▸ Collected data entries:
-------

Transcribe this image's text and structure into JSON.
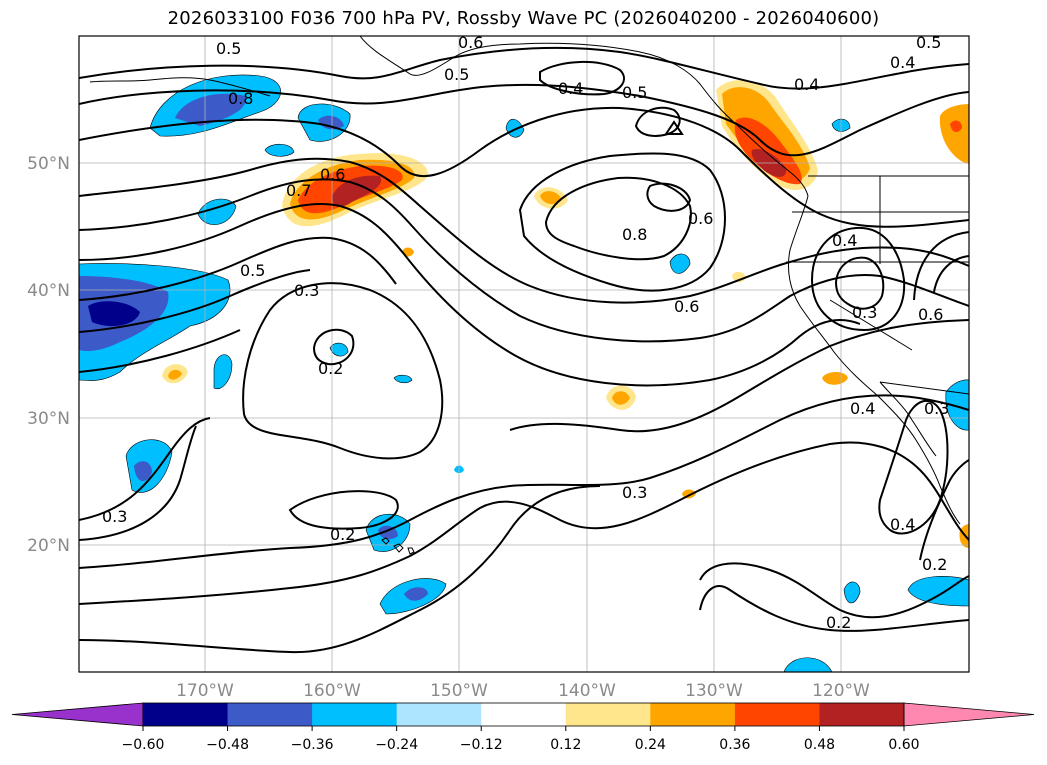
{
  "title": "2026033100 F036 700 hPa PV, Rossby Wave PC (2026040200 - 2026040600)",
  "latitude_labels": [
    "50°N",
    "40°N",
    "30°N",
    "20°N"
  ],
  "longitude_labels": [
    "170°W",
    "160°W",
    "150°W",
    "140°W",
    "130°W",
    "120°W"
  ],
  "contour_labels": [
    "0.5",
    "0.6",
    "0.5",
    "0.8",
    "0.4",
    "0.5",
    "0.4",
    "0.5",
    "0.4",
    "0.7",
    "0.6",
    "0.5",
    "0.3",
    "0.8",
    "0.6",
    "0.6",
    "0.4",
    "0.3",
    "0.6",
    "0.2",
    "0.4",
    "0.3",
    "0.3",
    "0.3",
    "0.2",
    "0.4",
    "0.2",
    "0.2"
  ],
  "colorbar": {
    "ticks": [
      "−0.60",
      "−0.48",
      "−0.36",
      "−0.24",
      "−0.12",
      "0.12",
      "0.24",
      "0.36",
      "0.48",
      "0.60"
    ],
    "colors": [
      "#9932cc",
      "#00008b",
      "#3c5ac8",
      "#00bfff",
      "#ade4ff",
      "#ffffff",
      "#ffe68c",
      "#ffa500",
      "#ff4500",
      "#b22222",
      "#ff88b0"
    ]
  },
  "map_colors": {
    "grid": "#b0b0b0",
    "contour": "#000000",
    "coast": "#000000"
  }
}
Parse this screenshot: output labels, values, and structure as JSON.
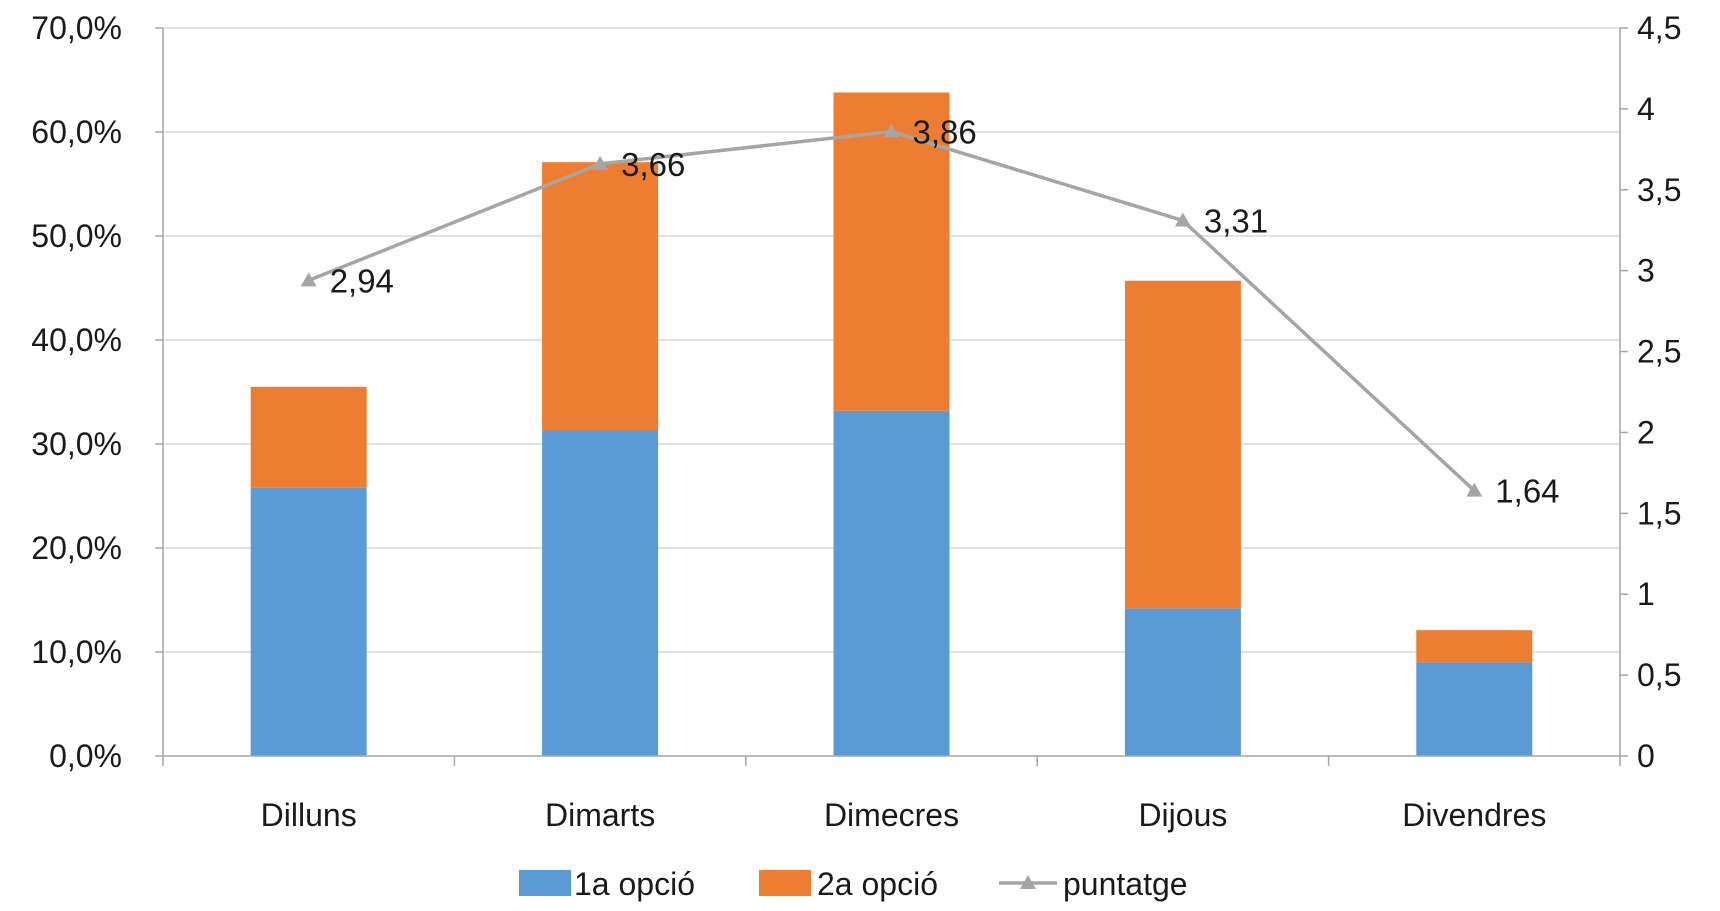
{
  "chart_data": {
    "type": "bar",
    "stacked": true,
    "categories": [
      "Dilluns",
      "Dimarts",
      "Dimecres",
      "Dijous",
      "Divendres"
    ],
    "series": [
      {
        "name": "1a opció",
        "type": "bar",
        "axis": "left",
        "color": "#5b9bd5",
        "values": [
          25.8,
          31.3,
          33.2,
          14.2,
          9.0
        ]
      },
      {
        "name": "2a opció",
        "type": "bar",
        "axis": "left",
        "color": "#ed7d31",
        "values": [
          9.7,
          25.8,
          30.6,
          31.5,
          3.1
        ]
      },
      {
        "name": "puntatge",
        "type": "line",
        "axis": "right",
        "color": "#a5a5a5",
        "marker": "triangle",
        "values": [
          2.94,
          3.66,
          3.86,
          3.31,
          1.64
        ],
        "labels": [
          "2,94",
          "3,66",
          "3,86",
          "3,31",
          "1,64"
        ]
      }
    ],
    "y_left": {
      "ylim": [
        0,
        70
      ],
      "ticks": [
        "0,0%",
        "10,0%",
        "20,0%",
        "30,0%",
        "40,0%",
        "50,0%",
        "60,0%",
        "70,0%"
      ]
    },
    "y_right": {
      "ylim": [
        0,
        4.5
      ],
      "ticks": [
        "0",
        "0,5",
        "1",
        "1,5",
        "2",
        "2,5",
        "3",
        "3,5",
        "4",
        "4,5"
      ]
    },
    "grid": true,
    "legend": "bottom",
    "title": "",
    "xlabel": "",
    "ylabel": ""
  }
}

-------

▸ WHAT TO WORK ON: Find the string "structure" in the entries above and return each line that holds it.

▸ WRITTEN SOLUTION:
Transcribe this image's text and structure into JSON.
Parse this screenshot: output labels, values, and structure as JSON.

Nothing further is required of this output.